Return each line of every item below verbatim, with nothing changed.

============================================================

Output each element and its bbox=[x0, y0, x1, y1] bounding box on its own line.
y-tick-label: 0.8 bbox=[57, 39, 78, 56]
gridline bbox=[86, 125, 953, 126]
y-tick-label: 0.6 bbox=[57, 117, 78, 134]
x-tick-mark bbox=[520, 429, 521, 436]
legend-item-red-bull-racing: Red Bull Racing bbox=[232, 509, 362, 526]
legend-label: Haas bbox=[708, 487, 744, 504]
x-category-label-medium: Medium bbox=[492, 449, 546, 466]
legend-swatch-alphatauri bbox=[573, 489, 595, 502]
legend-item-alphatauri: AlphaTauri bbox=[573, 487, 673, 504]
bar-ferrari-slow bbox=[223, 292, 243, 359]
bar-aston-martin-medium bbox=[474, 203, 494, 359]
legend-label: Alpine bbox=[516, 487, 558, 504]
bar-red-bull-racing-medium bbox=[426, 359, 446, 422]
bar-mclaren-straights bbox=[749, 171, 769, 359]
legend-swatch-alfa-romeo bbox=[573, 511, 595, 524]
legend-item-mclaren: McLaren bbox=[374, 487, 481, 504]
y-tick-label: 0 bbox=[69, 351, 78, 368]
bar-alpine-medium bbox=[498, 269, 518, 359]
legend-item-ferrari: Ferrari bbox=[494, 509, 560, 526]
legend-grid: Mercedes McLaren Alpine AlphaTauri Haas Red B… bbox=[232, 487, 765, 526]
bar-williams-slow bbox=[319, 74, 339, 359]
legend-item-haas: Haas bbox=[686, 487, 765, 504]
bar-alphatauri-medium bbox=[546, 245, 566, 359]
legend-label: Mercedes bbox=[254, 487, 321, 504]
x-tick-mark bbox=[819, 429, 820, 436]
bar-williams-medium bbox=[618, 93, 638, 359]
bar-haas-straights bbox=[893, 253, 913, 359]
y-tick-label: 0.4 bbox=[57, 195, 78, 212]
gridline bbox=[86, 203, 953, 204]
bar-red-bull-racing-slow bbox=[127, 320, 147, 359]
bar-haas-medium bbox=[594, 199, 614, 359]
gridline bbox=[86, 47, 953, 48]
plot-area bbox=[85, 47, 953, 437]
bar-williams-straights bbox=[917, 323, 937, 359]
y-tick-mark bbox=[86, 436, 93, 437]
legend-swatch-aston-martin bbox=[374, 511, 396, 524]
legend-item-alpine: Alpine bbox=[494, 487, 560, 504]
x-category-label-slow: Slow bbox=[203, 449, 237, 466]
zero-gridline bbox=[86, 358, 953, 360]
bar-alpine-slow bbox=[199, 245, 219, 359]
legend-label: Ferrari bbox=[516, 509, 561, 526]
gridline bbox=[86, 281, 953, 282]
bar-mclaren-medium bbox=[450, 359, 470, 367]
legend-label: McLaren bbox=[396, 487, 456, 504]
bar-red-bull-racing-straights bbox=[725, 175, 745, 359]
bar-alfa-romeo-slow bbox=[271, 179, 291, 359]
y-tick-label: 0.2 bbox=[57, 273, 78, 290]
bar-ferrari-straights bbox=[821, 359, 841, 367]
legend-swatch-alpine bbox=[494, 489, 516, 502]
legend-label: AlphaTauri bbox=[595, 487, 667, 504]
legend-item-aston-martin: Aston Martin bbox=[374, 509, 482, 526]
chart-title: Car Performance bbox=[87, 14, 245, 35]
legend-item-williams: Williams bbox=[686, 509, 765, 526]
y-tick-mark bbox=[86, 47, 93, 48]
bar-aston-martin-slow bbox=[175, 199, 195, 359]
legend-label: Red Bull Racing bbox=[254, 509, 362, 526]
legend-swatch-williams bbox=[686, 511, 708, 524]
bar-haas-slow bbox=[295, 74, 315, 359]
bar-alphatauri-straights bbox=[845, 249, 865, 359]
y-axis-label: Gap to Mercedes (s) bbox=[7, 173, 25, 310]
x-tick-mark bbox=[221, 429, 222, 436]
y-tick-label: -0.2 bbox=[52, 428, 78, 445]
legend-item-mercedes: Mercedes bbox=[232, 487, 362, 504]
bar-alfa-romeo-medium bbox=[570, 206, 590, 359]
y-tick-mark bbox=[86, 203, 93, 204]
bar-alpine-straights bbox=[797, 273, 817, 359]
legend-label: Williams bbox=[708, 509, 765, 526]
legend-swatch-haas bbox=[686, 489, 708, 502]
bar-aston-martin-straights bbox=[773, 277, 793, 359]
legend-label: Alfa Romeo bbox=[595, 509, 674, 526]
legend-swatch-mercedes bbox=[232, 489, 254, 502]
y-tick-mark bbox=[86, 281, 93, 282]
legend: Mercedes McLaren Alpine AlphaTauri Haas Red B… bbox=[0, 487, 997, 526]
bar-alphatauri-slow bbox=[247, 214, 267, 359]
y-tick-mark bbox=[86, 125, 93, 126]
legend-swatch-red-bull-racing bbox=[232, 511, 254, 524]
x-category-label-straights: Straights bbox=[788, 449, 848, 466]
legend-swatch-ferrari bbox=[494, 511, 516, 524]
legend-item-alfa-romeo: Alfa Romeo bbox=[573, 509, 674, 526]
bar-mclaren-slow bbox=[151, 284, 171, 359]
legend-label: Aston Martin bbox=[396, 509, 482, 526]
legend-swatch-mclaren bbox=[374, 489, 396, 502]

============================================================

* **Written solution**:
Output each element and its bbox=[x0, y0, x1, y1] bounding box on its own line.
y-tick-label: 0.8 bbox=[57, 39, 78, 56]
gridline bbox=[86, 125, 953, 126]
y-tick-label: 0.6 bbox=[57, 117, 78, 134]
x-tick-mark bbox=[520, 429, 521, 436]
legend-item-red-bull-racing: Red Bull Racing bbox=[232, 509, 362, 526]
legend-label: Haas bbox=[708, 487, 744, 504]
x-category-label-medium: Medium bbox=[492, 449, 546, 466]
legend-swatch-alphatauri bbox=[573, 489, 595, 502]
legend-item-alphatauri: AlphaTauri bbox=[573, 487, 673, 504]
bar-ferrari-slow bbox=[223, 292, 243, 359]
bar-aston-martin-medium bbox=[474, 203, 494, 359]
legend-label: Alpine bbox=[516, 487, 558, 504]
bar-red-bull-racing-medium bbox=[426, 359, 446, 422]
bar-mclaren-straights bbox=[749, 171, 769, 359]
legend-swatch-alfa-romeo bbox=[573, 511, 595, 524]
legend-item-mclaren: McLaren bbox=[374, 487, 481, 504]
y-tick-label: 0 bbox=[69, 351, 78, 368]
bar-alpine-medium bbox=[498, 269, 518, 359]
legend-item-ferrari: Ferrari bbox=[494, 509, 560, 526]
legend-grid: Mercedes McLaren Alpine AlphaTauri Haas Red B… bbox=[232, 487, 765, 526]
bar-williams-slow bbox=[319, 74, 339, 359]
legend-item-haas: Haas bbox=[686, 487, 765, 504]
bar-alphatauri-medium bbox=[546, 245, 566, 359]
legend-label: Mercedes bbox=[254, 487, 321, 504]
x-tick-mark bbox=[819, 429, 820, 436]
bar-williams-medium bbox=[618, 93, 638, 359]
bar-haas-straights bbox=[893, 253, 913, 359]
y-tick-label: 0.4 bbox=[57, 195, 78, 212]
gridline bbox=[86, 203, 953, 204]
bar-red-bull-racing-slow bbox=[127, 320, 147, 359]
bar-haas-medium bbox=[594, 199, 614, 359]
gridline bbox=[86, 47, 953, 48]
plot-area bbox=[85, 47, 953, 437]
bar-williams-straights bbox=[917, 323, 937, 359]
y-tick-mark bbox=[86, 436, 93, 437]
legend-swatch-aston-martin bbox=[374, 511, 396, 524]
legend-item-alpine: Alpine bbox=[494, 487, 560, 504]
x-category-label-slow: Slow bbox=[203, 449, 237, 466]
zero-gridline bbox=[86, 358, 953, 360]
bar-alpine-slow bbox=[199, 245, 219, 359]
legend-label: Ferrari bbox=[516, 509, 561, 526]
gridline bbox=[86, 281, 953, 282]
bar-mclaren-medium bbox=[450, 359, 470, 367]
legend-label: McLaren bbox=[396, 487, 456, 504]
bar-red-bull-racing-straights bbox=[725, 175, 745, 359]
bar-alfa-romeo-slow bbox=[271, 179, 291, 359]
y-tick-label: 0.2 bbox=[57, 273, 78, 290]
bar-ferrari-straights bbox=[821, 359, 841, 367]
legend-swatch-alpine bbox=[494, 489, 516, 502]
legend-label: AlphaTauri bbox=[595, 487, 667, 504]
legend-item-aston-martin: Aston Martin bbox=[374, 509, 482, 526]
chart-title: Car Performance bbox=[87, 14, 245, 35]
legend-item-williams: Williams bbox=[686, 509, 765, 526]
y-tick-mark bbox=[86, 47, 93, 48]
bar-aston-martin-slow bbox=[175, 199, 195, 359]
legend-label: Red Bull Racing bbox=[254, 509, 362, 526]
legend-swatch-williams bbox=[686, 511, 708, 524]
bar-haas-slow bbox=[295, 74, 315, 359]
bar-alphatauri-straights bbox=[845, 249, 865, 359]
y-axis-label: Gap to Mercedes (s) bbox=[7, 173, 25, 310]
x-tick-mark bbox=[221, 429, 222, 436]
y-tick-label: -0.2 bbox=[52, 428, 78, 445]
legend-item-mercedes: Mercedes bbox=[232, 487, 362, 504]
bar-alfa-romeo-medium bbox=[570, 206, 590, 359]
y-tick-mark bbox=[86, 203, 93, 204]
bar-alpine-straights bbox=[797, 273, 817, 359]
legend-label: Williams bbox=[708, 509, 765, 526]
legend-swatch-haas bbox=[686, 489, 708, 502]
bar-aston-martin-straights bbox=[773, 277, 793, 359]
legend-label: Alfa Romeo bbox=[595, 509, 674, 526]
legend-swatch-mercedes bbox=[232, 489, 254, 502]
y-tick-mark bbox=[86, 281, 93, 282]
legend: Mercedes McLaren Alpine AlphaTauri Haas Red B… bbox=[0, 487, 997, 526]
bar-alphatauri-slow bbox=[247, 214, 267, 359]
y-tick-mark bbox=[86, 125, 93, 126]
legend-swatch-red-bull-racing bbox=[232, 511, 254, 524]
x-category-label-straights: Straights bbox=[788, 449, 848, 466]
legend-swatch-ferrari bbox=[494, 511, 516, 524]
legend-item-alfa-romeo: Alfa Romeo bbox=[573, 509, 674, 526]
bar-mclaren-slow bbox=[151, 284, 171, 359]
legend-label: Aston Martin bbox=[396, 509, 482, 526]
legend-swatch-mclaren bbox=[374, 489, 396, 502]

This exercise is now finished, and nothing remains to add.